Copy the data precisely, character for character, and leave out every picture.

# [INPUT MATERIAL]
--------------------------------

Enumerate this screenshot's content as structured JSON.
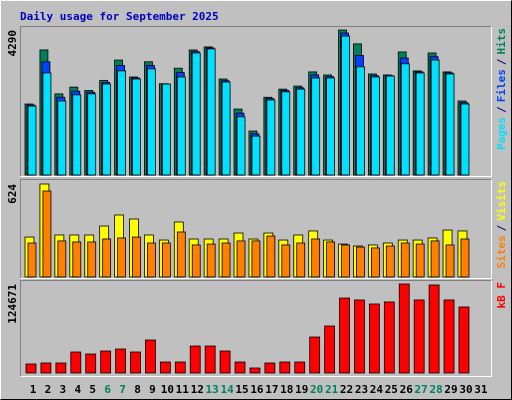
{
  "chart_data": [
    {
      "type": "bar",
      "title": "Daily usage for September 2025",
      "legend_separator": "/",
      "ylim": [
        0,
        4290
      ],
      "yticks": [
        4290
      ],
      "series": [
        {
          "name": "Hits",
          "color": "#00805c",
          "values": [
            2100,
            3700,
            2400,
            2600,
            2500,
            2800,
            3400,
            2900,
            3350,
            2700,
            3160,
            3700,
            3790,
            2840,
            1950,
            1300,
            2300,
            2540,
            2630,
            3050,
            2960,
            4290,
            3880,
            2990,
            2960,
            3640,
            3080,
            3610,
            3050,
            2190,
            0
          ]
        },
        {
          "name": "Files",
          "color": "#0040ff",
          "values": [
            2070,
            3350,
            2300,
            2480,
            2450,
            2740,
            3240,
            2870,
            3240,
            2690,
            3030,
            3650,
            3760,
            2790,
            1830,
            1220,
            2260,
            2500,
            2580,
            2960,
            2910,
            4200,
            3540,
            2940,
            2940,
            3460,
            3050,
            3500,
            3020,
            2140,
            0
          ]
        },
        {
          "name": "Pages",
          "color": "#00e0ff",
          "values": [
            2040,
            3020,
            2190,
            2370,
            2400,
            2690,
            3080,
            2840,
            3140,
            2690,
            2900,
            3610,
            3730,
            2750,
            1720,
            1150,
            2220,
            2460,
            2540,
            2870,
            2870,
            4110,
            3200,
            2900,
            2930,
            3290,
            3020,
            3400,
            2990,
            2100,
            0
          ]
        }
      ]
    },
    {
      "type": "bar",
      "legend_separator": "/",
      "ylim": [
        0,
        624
      ],
      "yticks": [
        624
      ],
      "series": [
        {
          "name": "Visits",
          "color": "#ffff00",
          "values": [
            268,
            624,
            282,
            282,
            282,
            342,
            416,
            389,
            282,
            248,
            369,
            255,
            255,
            255,
            295,
            255,
            295,
            248,
            282,
            309,
            248,
            221,
            208,
            215,
            228,
            248,
            248,
            262,
            315,
            309,
            0
          ]
        },
        {
          "name": "Sites",
          "color": "#ff8000",
          "values": [
            228,
            577,
            242,
            235,
            235,
            255,
            262,
            268,
            228,
            228,
            302,
            215,
            221,
            228,
            242,
            242,
            275,
            215,
            228,
            255,
            235,
            215,
            201,
            195,
            208,
            228,
            221,
            242,
            215,
            255,
            0
          ]
        }
      ]
    },
    {
      "type": "bar",
      "ylim": [
        0,
        124671
      ],
      "yticks": [
        124671
      ],
      "categories": [
        "1",
        "2",
        "3",
        "4",
        "5",
        "6",
        "7",
        "8",
        "9",
        "10",
        "11",
        "12",
        "13",
        "14",
        "15",
        "16",
        "17",
        "18",
        "19",
        "20",
        "21",
        "22",
        "23",
        "24",
        "25",
        "26",
        "27",
        "28",
        "29",
        "30",
        "31"
      ],
      "category_colors": [
        "#000000",
        "#000000",
        "#000000",
        "#000000",
        "#000000",
        "#00805c",
        "#00805c",
        "#000000",
        "#000000",
        "#000000",
        "#000000",
        "#000000",
        "#00805c",
        "#00805c",
        "#000000",
        "#000000",
        "#000000",
        "#000000",
        "#000000",
        "#00805c",
        "#00805c",
        "#000000",
        "#000000",
        "#000000",
        "#000000",
        "#000000",
        "#00805c",
        "#00805c",
        "#000000",
        "#000000",
        "#000000"
      ],
      "series": [
        {
          "name": "kB F",
          "color": "#ff0000",
          "values": [
            12600,
            14000,
            14000,
            29400,
            26600,
            30800,
            33600,
            29400,
            46200,
            15400,
            15400,
            37800,
            37800,
            30800,
            15400,
            7000,
            14000,
            15400,
            15400,
            50400,
            65800,
            105000,
            102300,
            96700,
            99500,
            124671,
            102300,
            123300,
            102300,
            92500,
            0
          ]
        }
      ]
    }
  ]
}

--------------------------------

# [EXERCISE OUTPUT]
Enumerate this screenshot's content as structured JSON.
{
  "chart_data": [
    {
      "type": "bar",
      "title": "Daily usage for September 2025",
      "legend_separator": "/",
      "ylim": [
        0,
        4290
      ],
      "yticks": [
        4290
      ],
      "series": [
        {
          "name": "Hits",
          "color": "#00805c",
          "values": [
            2100,
            3700,
            2400,
            2600,
            2500,
            2800,
            3400,
            2900,
            3350,
            2700,
            3160,
            3700,
            3790,
            2840,
            1950,
            1300,
            2300,
            2540,
            2630,
            3050,
            2960,
            4290,
            3880,
            2990,
            2960,
            3640,
            3080,
            3610,
            3050,
            2190,
            0
          ]
        },
        {
          "name": "Files",
          "color": "#0040ff",
          "values": [
            2070,
            3350,
            2300,
            2480,
            2450,
            2740,
            3240,
            2870,
            3240,
            2690,
            3030,
            3650,
            3760,
            2790,
            1830,
            1220,
            2260,
            2500,
            2580,
            2960,
            2910,
            4200,
            3540,
            2940,
            2940,
            3460,
            3050,
            3500,
            3020,
            2140,
            0
          ]
        },
        {
          "name": "Pages",
          "color": "#00e0ff",
          "values": [
            2040,
            3020,
            2190,
            2370,
            2400,
            2690,
            3080,
            2840,
            3140,
            2690,
            2900,
            3610,
            3730,
            2750,
            1720,
            1150,
            2220,
            2460,
            2540,
            2870,
            2870,
            4110,
            3200,
            2900,
            2930,
            3290,
            3020,
            3400,
            2990,
            2100,
            0
          ]
        }
      ]
    },
    {
      "type": "bar",
      "legend_separator": "/",
      "ylim": [
        0,
        624
      ],
      "yticks": [
        624
      ],
      "series": [
        {
          "name": "Visits",
          "color": "#ffff00",
          "values": [
            268,
            624,
            282,
            282,
            282,
            342,
            416,
            389,
            282,
            248,
            369,
            255,
            255,
            255,
            295,
            255,
            295,
            248,
            282,
            309,
            248,
            221,
            208,
            215,
            228,
            248,
            248,
            262,
            315,
            309,
            0
          ]
        },
        {
          "name": "Sites",
          "color": "#ff8000",
          "values": [
            228,
            577,
            242,
            235,
            235,
            255,
            262,
            268,
            228,
            228,
            302,
            215,
            221,
            228,
            242,
            242,
            275,
            215,
            228,
            255,
            235,
            215,
            201,
            195,
            208,
            228,
            221,
            242,
            215,
            255,
            0
          ]
        }
      ]
    },
    {
      "type": "bar",
      "ylim": [
        0,
        124671
      ],
      "yticks": [
        124671
      ],
      "categories": [
        "1",
        "2",
        "3",
        "4",
        "5",
        "6",
        "7",
        "8",
        "9",
        "10",
        "11",
        "12",
        "13",
        "14",
        "15",
        "16",
        "17",
        "18",
        "19",
        "20",
        "21",
        "22",
        "23",
        "24",
        "25",
        "26",
        "27",
        "28",
        "29",
        "30",
        "31"
      ],
      "category_colors": [
        "#000000",
        "#000000",
        "#000000",
        "#000000",
        "#000000",
        "#00805c",
        "#00805c",
        "#000000",
        "#000000",
        "#000000",
        "#000000",
        "#000000",
        "#00805c",
        "#00805c",
        "#000000",
        "#000000",
        "#000000",
        "#000000",
        "#000000",
        "#00805c",
        "#00805c",
        "#000000",
        "#000000",
        "#000000",
        "#000000",
        "#000000",
        "#00805c",
        "#00805c",
        "#000000",
        "#000000",
        "#000000"
      ],
      "series": [
        {
          "name": "kB F",
          "color": "#ff0000",
          "values": [
            12600,
            14000,
            14000,
            29400,
            26600,
            30800,
            33600,
            29400,
            46200,
            15400,
            15400,
            37800,
            37800,
            30800,
            15400,
            7000,
            14000,
            15400,
            15400,
            50400,
            65800,
            105000,
            102300,
            96700,
            99500,
            124671,
            102300,
            123300,
            102300,
            92500,
            0
          ]
        }
      ]
    }
  ]
}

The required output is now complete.